» DATA FOR THE TASK:

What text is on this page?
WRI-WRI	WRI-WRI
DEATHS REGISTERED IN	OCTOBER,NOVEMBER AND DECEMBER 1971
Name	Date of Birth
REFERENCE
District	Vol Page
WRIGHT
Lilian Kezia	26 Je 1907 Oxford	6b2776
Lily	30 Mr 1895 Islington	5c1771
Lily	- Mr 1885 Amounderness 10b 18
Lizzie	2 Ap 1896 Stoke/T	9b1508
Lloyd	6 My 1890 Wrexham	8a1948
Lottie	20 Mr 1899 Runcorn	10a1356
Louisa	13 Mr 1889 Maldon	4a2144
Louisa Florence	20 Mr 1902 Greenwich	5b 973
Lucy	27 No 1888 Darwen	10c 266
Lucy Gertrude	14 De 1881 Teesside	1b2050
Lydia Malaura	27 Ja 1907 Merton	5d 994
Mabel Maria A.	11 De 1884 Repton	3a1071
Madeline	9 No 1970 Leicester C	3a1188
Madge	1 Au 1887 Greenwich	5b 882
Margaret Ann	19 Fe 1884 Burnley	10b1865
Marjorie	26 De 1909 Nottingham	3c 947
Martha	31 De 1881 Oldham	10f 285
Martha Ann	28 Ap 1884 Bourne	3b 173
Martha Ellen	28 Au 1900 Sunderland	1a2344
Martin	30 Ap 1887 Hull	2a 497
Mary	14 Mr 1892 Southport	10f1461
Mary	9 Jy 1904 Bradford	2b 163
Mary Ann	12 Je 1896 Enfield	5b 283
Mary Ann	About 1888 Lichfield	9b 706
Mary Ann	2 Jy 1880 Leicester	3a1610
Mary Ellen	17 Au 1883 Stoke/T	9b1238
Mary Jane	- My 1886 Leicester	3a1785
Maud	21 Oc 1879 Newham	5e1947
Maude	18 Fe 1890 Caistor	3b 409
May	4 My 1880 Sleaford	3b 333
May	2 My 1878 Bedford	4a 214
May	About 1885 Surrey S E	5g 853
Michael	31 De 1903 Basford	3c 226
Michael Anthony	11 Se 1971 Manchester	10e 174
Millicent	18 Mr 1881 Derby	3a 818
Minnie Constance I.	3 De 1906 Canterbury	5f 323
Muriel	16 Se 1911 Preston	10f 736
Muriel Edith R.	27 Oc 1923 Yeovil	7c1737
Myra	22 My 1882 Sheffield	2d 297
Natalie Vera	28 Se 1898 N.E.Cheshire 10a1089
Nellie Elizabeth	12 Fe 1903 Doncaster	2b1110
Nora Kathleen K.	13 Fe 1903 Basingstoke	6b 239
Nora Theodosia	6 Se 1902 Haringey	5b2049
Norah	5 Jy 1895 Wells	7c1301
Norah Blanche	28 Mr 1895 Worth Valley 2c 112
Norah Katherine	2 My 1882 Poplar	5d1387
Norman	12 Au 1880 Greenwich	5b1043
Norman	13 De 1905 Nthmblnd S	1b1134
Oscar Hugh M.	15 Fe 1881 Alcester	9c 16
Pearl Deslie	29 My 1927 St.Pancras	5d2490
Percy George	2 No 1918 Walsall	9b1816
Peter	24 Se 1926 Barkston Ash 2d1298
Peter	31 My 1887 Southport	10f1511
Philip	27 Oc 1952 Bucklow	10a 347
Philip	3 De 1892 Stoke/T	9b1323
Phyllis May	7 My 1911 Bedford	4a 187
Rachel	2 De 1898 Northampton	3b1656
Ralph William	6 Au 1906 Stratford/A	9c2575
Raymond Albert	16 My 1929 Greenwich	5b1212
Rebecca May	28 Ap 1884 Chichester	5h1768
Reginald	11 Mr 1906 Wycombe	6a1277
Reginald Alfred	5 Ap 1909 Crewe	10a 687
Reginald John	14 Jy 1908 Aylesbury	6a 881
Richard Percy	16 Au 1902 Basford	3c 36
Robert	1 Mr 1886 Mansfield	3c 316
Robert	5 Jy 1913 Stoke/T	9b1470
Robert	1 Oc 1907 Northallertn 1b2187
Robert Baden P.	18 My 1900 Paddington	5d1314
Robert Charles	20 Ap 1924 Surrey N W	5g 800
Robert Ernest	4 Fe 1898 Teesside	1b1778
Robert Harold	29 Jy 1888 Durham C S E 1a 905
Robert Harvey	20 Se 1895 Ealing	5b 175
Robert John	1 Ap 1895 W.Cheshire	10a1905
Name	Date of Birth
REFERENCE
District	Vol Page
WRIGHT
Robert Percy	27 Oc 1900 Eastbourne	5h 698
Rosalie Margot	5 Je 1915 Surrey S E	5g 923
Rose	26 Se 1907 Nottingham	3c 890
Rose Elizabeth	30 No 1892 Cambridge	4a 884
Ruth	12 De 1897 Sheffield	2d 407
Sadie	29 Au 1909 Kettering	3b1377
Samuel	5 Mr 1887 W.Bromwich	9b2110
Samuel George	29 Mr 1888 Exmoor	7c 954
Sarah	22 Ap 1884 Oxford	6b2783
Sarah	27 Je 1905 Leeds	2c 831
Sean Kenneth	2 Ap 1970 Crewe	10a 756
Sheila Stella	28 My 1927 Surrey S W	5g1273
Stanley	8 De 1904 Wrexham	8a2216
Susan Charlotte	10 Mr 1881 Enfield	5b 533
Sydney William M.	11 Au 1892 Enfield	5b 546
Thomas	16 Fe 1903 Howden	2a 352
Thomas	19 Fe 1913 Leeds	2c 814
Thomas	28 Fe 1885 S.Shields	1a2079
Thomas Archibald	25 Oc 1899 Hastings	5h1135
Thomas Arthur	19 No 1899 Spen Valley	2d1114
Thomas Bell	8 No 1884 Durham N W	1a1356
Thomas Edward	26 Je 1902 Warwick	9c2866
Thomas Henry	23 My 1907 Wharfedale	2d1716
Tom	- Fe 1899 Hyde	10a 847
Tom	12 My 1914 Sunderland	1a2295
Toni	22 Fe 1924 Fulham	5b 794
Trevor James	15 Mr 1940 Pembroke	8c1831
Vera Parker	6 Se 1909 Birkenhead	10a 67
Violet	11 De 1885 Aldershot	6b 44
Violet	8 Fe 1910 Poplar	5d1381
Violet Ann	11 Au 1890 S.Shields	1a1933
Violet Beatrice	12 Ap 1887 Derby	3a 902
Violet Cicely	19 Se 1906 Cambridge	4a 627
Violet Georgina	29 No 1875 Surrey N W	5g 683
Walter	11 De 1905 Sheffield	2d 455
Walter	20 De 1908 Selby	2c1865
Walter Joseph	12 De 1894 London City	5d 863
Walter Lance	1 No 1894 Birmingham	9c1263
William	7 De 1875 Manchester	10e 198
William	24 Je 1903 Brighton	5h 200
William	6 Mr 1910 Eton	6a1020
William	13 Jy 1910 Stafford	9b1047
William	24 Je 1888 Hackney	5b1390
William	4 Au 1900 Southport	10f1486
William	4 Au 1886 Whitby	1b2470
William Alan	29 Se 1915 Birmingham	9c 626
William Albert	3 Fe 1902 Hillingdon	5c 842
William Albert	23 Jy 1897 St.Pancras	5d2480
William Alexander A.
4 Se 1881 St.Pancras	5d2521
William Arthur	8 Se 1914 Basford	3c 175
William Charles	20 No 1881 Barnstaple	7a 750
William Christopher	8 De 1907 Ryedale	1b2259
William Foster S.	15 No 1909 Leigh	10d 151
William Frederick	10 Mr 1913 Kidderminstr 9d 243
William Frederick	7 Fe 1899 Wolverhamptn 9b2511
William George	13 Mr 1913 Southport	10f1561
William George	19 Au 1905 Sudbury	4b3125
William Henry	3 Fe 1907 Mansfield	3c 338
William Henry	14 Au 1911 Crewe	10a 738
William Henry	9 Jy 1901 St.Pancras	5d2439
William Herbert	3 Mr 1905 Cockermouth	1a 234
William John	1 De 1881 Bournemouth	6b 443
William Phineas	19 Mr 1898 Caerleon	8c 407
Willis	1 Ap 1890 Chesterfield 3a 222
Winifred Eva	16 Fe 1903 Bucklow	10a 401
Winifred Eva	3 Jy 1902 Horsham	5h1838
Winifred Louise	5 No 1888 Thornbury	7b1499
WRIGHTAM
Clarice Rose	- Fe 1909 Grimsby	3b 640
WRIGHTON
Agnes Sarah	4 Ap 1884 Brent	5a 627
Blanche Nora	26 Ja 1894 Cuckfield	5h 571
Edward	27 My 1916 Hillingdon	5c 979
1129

» DESCRIPTION OF THE TASK: How many lines of the data hold the string "Lily"? Reply with the number alone.

» EXERCISE RESULT: 2